● MATERIALS PROVIDED
********************

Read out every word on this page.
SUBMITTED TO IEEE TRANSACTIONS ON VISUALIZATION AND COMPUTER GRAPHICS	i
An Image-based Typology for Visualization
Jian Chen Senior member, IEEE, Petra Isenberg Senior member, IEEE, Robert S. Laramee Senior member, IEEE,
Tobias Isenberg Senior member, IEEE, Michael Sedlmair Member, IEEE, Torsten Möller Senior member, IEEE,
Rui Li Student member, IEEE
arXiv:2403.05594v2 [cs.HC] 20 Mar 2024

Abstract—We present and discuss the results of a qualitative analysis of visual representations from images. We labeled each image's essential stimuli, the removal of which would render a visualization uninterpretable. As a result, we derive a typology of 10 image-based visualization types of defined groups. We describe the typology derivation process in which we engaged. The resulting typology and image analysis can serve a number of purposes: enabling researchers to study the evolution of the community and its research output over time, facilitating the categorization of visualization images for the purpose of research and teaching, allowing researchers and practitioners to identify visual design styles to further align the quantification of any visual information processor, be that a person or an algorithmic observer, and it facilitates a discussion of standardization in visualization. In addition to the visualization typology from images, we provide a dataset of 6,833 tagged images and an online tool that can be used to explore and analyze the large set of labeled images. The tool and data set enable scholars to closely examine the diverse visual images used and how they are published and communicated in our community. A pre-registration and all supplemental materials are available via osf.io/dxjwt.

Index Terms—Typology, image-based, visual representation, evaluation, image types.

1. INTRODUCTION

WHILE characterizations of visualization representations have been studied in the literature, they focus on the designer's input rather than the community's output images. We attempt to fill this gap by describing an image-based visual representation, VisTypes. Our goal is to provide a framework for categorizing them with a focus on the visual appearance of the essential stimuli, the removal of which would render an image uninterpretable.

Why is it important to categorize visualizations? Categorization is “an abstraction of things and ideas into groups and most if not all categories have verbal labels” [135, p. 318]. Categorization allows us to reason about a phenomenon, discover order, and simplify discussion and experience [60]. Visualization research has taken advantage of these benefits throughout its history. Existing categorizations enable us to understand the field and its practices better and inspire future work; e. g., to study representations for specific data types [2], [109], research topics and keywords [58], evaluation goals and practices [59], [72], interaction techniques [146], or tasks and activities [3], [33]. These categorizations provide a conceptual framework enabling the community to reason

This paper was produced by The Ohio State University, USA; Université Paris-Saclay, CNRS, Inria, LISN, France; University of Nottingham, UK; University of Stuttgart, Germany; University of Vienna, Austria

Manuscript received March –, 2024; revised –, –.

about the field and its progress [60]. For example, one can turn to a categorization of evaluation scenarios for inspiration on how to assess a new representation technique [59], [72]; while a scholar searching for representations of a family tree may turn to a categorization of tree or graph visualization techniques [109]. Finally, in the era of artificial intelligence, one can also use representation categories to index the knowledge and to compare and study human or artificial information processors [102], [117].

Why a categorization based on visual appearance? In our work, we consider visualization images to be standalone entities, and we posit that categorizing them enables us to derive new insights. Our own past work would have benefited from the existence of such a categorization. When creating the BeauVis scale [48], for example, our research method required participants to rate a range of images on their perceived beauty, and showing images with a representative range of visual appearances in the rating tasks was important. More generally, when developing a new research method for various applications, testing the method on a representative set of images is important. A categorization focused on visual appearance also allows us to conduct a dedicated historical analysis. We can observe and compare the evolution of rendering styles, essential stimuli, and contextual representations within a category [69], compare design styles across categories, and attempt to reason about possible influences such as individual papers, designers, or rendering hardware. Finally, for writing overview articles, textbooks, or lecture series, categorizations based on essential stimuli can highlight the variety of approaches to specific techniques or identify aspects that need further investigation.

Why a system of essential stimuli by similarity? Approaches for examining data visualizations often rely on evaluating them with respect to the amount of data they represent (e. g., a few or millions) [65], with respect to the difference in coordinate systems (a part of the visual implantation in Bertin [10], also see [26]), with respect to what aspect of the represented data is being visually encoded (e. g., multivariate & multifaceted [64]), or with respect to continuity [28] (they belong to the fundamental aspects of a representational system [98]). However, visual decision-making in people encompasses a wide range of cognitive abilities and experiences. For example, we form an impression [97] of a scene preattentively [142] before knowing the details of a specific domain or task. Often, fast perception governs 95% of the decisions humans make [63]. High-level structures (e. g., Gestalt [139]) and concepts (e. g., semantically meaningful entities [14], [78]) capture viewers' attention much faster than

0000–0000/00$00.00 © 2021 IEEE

********************

● SHORT EXERCISE
Return every line above that contains the word "Senior".

● RESPONSE TO THIS EXERCISE
Jian Chen Senior member, IEEE, Petra Isenberg Senior member, IEEE, Robert S. Laramee Senior member, IEEE,
Tobias Isenberg Senior member, IEEE, Michael Sedlmair Member, IEEE, Torsten Möller Senior member, IEEE,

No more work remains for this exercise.